Gather all lines with the word "icon" in them.

* Start Data provided *

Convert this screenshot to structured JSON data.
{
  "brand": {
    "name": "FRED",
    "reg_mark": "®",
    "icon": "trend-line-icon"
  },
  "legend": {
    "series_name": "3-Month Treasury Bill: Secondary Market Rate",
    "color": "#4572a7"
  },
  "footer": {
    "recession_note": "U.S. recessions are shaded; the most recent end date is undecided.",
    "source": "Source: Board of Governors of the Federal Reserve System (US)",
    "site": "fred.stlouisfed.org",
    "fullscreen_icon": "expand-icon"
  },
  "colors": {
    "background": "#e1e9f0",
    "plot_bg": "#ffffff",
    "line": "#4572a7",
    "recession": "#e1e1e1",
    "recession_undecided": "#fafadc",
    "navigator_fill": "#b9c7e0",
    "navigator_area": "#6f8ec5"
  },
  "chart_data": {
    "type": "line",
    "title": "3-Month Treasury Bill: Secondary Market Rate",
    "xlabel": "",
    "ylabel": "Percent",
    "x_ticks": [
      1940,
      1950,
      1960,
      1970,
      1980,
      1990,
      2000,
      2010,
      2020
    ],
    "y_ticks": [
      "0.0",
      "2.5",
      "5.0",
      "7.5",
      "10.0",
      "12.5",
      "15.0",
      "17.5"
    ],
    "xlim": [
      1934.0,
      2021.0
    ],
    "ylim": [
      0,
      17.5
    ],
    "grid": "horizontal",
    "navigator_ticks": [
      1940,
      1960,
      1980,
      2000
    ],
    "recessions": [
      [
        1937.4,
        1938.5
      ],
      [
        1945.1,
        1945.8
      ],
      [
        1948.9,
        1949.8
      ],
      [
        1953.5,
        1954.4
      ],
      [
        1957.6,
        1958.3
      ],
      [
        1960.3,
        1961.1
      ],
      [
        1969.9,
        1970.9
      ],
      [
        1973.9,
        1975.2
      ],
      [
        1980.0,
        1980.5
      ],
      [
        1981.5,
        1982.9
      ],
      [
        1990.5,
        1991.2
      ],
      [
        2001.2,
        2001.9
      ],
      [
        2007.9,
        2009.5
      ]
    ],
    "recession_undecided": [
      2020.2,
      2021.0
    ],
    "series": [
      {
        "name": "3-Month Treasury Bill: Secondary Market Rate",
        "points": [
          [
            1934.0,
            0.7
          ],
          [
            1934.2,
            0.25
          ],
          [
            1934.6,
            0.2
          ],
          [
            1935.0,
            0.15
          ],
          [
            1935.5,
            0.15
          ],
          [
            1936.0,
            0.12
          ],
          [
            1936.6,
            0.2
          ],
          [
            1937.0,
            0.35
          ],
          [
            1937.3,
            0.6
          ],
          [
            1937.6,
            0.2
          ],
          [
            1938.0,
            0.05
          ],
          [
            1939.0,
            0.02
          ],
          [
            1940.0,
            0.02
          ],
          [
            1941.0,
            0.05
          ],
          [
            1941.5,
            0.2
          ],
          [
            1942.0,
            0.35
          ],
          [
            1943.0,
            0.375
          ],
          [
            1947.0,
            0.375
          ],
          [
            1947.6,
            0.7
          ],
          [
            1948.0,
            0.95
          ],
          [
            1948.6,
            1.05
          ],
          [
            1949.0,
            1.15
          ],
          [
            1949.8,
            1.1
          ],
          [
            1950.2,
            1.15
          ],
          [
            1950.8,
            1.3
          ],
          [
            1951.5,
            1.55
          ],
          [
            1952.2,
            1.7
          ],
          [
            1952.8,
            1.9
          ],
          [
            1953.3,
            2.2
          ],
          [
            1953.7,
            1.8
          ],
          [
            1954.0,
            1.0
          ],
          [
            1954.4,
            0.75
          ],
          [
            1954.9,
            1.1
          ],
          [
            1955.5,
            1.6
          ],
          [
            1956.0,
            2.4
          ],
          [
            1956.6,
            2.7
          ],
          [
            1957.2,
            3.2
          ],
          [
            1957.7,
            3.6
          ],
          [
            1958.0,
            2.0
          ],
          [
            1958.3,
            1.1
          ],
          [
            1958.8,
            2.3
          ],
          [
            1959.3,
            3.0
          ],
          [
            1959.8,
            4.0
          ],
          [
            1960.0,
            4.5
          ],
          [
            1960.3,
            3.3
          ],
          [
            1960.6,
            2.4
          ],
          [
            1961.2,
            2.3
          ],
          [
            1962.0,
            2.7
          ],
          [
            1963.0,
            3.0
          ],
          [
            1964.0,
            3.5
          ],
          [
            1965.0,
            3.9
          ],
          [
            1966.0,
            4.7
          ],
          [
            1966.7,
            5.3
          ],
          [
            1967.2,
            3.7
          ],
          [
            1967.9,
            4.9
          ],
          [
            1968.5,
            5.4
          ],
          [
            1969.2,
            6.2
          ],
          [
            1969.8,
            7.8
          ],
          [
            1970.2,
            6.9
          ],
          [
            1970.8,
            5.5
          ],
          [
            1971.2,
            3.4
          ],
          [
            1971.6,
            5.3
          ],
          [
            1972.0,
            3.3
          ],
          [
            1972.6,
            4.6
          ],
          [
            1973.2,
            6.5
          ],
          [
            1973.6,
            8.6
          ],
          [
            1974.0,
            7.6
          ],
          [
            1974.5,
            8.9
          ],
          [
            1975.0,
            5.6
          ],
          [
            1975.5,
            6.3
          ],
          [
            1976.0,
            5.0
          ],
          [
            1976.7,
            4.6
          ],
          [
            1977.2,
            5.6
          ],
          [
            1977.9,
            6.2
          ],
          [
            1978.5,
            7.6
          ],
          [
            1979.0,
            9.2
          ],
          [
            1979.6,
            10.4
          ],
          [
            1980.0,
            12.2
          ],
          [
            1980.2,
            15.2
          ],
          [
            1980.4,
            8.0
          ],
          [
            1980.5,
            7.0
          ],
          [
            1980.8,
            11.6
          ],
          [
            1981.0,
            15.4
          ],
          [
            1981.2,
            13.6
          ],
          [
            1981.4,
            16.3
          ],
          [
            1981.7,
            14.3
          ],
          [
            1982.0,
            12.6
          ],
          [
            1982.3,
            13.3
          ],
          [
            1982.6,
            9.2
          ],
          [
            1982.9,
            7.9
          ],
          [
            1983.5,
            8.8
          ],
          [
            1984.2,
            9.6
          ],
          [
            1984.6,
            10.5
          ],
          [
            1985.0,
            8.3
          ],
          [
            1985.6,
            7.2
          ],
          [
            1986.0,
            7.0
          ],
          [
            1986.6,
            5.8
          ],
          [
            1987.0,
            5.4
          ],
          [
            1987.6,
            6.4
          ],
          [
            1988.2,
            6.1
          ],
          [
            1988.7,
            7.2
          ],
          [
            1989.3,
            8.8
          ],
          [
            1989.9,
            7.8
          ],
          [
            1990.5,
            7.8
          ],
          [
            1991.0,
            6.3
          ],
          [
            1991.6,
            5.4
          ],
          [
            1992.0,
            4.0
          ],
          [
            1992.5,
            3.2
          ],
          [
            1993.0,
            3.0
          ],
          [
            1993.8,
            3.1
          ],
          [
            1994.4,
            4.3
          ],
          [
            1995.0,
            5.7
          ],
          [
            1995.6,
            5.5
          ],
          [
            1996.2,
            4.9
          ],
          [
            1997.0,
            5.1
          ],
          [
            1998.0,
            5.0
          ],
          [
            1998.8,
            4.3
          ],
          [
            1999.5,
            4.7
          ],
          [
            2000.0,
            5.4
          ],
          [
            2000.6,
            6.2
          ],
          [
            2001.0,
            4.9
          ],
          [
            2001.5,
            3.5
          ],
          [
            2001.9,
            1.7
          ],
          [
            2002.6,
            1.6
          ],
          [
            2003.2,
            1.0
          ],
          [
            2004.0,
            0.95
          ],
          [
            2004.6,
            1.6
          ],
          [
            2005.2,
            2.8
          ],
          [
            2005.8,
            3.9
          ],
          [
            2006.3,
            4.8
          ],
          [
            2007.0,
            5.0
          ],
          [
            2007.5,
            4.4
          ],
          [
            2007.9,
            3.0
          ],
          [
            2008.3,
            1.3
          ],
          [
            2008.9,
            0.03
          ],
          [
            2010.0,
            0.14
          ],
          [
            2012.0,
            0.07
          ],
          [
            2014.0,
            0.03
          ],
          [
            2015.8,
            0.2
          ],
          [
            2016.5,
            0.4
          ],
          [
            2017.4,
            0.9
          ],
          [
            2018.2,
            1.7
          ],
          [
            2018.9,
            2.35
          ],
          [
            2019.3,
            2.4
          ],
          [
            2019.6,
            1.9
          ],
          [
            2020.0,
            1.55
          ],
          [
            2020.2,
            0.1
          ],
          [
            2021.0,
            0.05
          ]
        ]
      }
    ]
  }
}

* End Data provided *

◆ **Solved problem**
    "icon": "trend-line-icon"
    "fullscreen_icon": "expand-icon"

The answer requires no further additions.